#### Task to carry out:
Using the lesson on Jude 16 below, decide whether each statement agrees with it: (a) the verse is quoted from the NASB 1995; (b) the verse says these people speak humbly; (c) the Big Idea says their present conduct proves they already deserve God's final judgment. For each, answer yes or no and quote the words of the lesson that decide it.

Learning Objectives
- Analyze how Jude 16 functions as the concrete embodiment of the ungodliness announced in Jude 14–15.
- Evaluate Jude’s descriptors to distinguish moral failure from entrenched rebellion within the church.
- Synthesize the relationship between doctrine, desire, speech, and manipulation in Jude’s argument.
- Defend why Jude treats speech and motive as evidentiary in God’s judgment rather than secondary matters.
- Construct a text-anchored diagnostic for recognizing manipulative, self-serving influence Jude condemns.
Lesson 09 — The Anatomy of False Teachers (Jude 16)
Text
[!verse]
Jude 1:16 (NASB 1995) > ¹⁶ These are grumblers, finding fault, following after their own lusts; they speak arrogantly, flattering people for the sake of gaining an advantage.
Big Idea
Jude 16 gives a clear picture of an ungodly person: they complain against God's plan, live only to satisfy their own cravings, brag about themselves, and flatter people just to get what they want. How they act right now proves they already deserve God's final judgment.

#### Extracted information:
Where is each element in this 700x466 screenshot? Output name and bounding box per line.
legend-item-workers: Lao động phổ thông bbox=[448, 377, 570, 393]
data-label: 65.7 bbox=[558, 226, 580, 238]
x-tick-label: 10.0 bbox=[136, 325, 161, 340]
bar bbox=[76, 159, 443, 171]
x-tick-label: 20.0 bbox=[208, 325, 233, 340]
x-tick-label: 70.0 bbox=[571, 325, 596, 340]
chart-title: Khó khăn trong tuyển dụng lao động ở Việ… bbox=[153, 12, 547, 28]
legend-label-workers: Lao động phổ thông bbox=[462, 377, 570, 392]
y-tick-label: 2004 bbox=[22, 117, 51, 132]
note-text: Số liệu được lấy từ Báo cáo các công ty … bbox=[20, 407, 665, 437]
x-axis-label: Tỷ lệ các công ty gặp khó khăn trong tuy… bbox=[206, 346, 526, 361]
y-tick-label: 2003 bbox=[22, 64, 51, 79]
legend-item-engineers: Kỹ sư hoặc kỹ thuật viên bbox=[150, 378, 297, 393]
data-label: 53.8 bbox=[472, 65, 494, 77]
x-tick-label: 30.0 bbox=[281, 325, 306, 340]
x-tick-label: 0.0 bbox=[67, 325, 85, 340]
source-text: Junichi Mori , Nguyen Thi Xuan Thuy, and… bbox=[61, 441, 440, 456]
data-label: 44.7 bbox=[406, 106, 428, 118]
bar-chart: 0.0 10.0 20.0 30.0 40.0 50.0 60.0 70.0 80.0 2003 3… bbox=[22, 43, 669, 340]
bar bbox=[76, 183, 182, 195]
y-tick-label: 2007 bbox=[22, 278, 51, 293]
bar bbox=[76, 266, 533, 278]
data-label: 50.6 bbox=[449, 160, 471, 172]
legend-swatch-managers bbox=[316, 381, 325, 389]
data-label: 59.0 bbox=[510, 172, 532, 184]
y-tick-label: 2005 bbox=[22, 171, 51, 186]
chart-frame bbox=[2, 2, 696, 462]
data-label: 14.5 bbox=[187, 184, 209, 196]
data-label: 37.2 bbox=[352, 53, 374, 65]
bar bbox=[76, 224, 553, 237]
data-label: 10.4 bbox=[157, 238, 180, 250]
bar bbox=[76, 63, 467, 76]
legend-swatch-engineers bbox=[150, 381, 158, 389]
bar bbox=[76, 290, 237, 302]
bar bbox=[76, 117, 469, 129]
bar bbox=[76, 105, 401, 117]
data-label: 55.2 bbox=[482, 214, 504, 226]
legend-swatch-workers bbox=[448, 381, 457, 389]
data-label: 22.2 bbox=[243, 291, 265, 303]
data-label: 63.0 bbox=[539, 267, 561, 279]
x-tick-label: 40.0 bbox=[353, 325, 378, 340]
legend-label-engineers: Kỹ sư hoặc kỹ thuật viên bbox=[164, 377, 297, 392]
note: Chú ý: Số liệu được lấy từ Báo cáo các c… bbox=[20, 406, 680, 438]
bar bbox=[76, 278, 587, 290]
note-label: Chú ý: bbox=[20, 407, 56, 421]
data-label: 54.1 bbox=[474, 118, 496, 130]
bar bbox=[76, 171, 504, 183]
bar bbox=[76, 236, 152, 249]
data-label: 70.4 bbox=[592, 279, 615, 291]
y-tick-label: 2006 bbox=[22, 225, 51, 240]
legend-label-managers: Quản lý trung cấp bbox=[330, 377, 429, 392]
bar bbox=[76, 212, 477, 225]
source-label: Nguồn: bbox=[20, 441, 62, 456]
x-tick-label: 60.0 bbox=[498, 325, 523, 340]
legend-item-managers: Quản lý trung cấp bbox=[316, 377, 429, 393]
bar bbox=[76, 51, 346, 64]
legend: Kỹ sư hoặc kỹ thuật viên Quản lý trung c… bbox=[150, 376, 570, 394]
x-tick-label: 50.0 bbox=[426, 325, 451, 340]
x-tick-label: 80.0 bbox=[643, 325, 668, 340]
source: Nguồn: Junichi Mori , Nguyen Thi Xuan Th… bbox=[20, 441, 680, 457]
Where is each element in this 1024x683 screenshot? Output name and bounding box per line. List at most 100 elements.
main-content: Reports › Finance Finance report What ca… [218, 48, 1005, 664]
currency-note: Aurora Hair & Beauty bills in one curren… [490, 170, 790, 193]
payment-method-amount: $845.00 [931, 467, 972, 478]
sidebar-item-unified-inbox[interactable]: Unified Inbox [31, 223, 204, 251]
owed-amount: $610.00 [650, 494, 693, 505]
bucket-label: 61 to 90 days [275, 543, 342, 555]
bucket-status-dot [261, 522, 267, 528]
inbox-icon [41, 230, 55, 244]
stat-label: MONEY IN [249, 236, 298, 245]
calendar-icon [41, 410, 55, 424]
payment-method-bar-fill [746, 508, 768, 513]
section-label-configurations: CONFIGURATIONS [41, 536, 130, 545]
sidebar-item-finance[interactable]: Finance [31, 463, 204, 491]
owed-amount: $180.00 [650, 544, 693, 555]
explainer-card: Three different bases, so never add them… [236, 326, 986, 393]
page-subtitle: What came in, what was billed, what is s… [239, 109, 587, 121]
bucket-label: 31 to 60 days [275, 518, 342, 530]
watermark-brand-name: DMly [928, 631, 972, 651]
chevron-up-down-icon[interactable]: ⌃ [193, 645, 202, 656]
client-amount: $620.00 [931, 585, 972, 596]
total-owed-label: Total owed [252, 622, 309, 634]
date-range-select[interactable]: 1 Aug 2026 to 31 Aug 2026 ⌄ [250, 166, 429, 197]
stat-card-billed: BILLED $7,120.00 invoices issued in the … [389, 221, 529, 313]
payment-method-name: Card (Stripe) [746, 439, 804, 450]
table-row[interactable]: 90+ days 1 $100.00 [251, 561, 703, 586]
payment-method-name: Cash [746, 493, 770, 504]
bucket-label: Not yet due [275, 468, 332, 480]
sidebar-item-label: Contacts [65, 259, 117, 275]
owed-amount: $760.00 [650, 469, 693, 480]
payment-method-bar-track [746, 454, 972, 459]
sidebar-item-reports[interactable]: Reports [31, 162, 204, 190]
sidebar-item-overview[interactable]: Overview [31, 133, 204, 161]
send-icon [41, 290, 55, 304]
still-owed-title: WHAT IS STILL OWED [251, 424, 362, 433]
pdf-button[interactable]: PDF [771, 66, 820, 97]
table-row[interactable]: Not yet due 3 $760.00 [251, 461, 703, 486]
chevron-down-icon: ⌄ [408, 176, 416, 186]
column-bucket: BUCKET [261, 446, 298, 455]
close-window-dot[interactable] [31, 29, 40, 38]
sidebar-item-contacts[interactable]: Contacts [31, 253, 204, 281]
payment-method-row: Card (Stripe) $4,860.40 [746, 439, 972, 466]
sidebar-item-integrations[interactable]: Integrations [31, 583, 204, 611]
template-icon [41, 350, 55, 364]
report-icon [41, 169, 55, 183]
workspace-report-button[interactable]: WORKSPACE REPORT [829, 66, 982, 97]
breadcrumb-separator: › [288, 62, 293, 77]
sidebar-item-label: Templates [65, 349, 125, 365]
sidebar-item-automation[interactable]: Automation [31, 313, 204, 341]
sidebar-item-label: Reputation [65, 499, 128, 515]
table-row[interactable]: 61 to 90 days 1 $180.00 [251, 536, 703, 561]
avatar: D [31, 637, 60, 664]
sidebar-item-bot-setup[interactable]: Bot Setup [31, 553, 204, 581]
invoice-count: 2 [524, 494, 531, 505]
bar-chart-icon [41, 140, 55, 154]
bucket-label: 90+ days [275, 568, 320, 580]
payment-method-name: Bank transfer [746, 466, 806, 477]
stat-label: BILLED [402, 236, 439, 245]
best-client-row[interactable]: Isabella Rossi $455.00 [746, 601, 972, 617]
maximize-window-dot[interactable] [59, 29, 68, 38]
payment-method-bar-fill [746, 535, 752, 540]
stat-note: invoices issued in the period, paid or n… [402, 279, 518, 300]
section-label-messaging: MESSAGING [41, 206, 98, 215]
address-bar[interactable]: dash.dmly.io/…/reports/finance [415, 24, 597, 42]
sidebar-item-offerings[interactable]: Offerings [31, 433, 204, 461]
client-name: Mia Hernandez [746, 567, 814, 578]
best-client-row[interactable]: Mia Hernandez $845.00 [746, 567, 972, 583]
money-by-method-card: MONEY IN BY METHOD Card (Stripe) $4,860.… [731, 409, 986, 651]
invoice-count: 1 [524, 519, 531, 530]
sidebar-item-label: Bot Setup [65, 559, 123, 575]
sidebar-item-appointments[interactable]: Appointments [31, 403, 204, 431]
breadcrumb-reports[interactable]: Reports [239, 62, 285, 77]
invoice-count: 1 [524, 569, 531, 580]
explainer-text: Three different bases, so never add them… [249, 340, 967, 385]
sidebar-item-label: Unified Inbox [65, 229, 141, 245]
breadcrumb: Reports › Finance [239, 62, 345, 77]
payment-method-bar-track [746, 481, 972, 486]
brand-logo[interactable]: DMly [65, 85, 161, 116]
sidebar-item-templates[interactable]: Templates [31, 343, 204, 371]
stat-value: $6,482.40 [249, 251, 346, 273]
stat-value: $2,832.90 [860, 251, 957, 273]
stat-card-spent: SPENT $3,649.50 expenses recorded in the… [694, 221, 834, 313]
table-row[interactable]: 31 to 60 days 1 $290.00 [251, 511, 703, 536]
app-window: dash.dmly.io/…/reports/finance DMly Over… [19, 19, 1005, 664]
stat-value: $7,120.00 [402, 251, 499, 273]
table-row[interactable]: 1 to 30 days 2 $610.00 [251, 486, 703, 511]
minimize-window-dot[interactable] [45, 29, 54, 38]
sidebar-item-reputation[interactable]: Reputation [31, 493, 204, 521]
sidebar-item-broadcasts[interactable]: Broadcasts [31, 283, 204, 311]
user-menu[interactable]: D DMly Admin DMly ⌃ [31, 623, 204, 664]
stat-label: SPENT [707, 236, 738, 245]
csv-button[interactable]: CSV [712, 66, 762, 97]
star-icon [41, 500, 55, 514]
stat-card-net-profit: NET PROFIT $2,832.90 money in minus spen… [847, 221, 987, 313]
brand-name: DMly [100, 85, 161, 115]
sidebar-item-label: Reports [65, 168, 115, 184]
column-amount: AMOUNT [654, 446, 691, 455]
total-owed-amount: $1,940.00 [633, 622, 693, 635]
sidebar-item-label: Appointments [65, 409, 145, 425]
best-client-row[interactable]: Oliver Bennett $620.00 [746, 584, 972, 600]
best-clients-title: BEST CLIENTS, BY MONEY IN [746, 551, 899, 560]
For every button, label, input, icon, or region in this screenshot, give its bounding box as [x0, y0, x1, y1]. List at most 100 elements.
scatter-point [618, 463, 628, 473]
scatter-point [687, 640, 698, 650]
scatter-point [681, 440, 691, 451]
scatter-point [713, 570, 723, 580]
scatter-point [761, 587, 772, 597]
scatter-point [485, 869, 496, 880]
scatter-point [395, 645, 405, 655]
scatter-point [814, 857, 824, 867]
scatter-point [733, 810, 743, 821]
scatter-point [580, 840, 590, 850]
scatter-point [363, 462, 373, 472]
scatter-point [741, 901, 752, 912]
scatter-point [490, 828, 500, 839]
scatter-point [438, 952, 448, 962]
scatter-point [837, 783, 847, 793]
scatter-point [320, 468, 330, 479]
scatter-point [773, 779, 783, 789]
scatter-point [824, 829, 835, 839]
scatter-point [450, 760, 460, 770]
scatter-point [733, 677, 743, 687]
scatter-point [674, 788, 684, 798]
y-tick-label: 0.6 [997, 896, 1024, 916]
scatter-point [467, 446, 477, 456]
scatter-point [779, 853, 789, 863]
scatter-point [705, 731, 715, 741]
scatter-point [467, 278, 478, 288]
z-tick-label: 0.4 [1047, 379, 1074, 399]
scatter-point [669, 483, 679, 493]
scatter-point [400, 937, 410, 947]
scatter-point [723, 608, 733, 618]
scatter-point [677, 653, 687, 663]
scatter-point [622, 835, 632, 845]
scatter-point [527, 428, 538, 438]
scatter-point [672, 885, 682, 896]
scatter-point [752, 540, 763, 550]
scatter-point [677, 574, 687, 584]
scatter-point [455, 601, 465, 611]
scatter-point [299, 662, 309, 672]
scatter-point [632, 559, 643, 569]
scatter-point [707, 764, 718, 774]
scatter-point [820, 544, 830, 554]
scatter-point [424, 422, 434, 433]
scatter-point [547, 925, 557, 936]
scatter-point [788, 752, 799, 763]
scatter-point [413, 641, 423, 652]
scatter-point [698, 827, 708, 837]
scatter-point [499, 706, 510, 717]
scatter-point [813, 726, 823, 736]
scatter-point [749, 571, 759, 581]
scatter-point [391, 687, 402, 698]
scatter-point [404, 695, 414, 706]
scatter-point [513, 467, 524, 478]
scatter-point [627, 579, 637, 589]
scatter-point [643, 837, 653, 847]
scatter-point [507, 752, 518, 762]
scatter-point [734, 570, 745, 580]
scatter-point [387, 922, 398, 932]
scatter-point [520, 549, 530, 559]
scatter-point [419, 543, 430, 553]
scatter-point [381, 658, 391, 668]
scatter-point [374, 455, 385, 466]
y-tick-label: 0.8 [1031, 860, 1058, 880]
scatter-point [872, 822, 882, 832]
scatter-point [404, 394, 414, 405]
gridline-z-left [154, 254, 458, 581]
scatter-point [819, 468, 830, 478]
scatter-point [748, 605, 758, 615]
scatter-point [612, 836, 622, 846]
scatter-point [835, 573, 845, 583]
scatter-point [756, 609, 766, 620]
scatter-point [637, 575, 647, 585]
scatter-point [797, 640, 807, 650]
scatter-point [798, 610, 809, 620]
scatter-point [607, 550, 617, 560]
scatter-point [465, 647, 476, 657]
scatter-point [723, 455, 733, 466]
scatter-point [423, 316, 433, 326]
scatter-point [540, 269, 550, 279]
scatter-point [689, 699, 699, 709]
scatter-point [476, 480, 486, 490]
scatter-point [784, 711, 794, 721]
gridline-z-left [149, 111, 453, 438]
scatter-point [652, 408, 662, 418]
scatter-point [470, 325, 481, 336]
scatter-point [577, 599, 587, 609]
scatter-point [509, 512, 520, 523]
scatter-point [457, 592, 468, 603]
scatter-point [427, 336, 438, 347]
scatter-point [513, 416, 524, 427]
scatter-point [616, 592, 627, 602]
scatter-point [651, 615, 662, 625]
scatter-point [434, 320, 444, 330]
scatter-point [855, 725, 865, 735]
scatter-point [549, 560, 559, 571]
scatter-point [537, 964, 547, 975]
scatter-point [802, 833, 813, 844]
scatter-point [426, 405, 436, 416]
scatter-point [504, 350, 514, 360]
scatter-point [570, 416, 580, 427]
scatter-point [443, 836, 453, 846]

#### Written answer:
(a) Yes: "Jude 1:16 (NASB 1995)"
(b) No: "they speak arrogantly"
(c) Yes: "How they act right now proves they already deserve God's final judgment."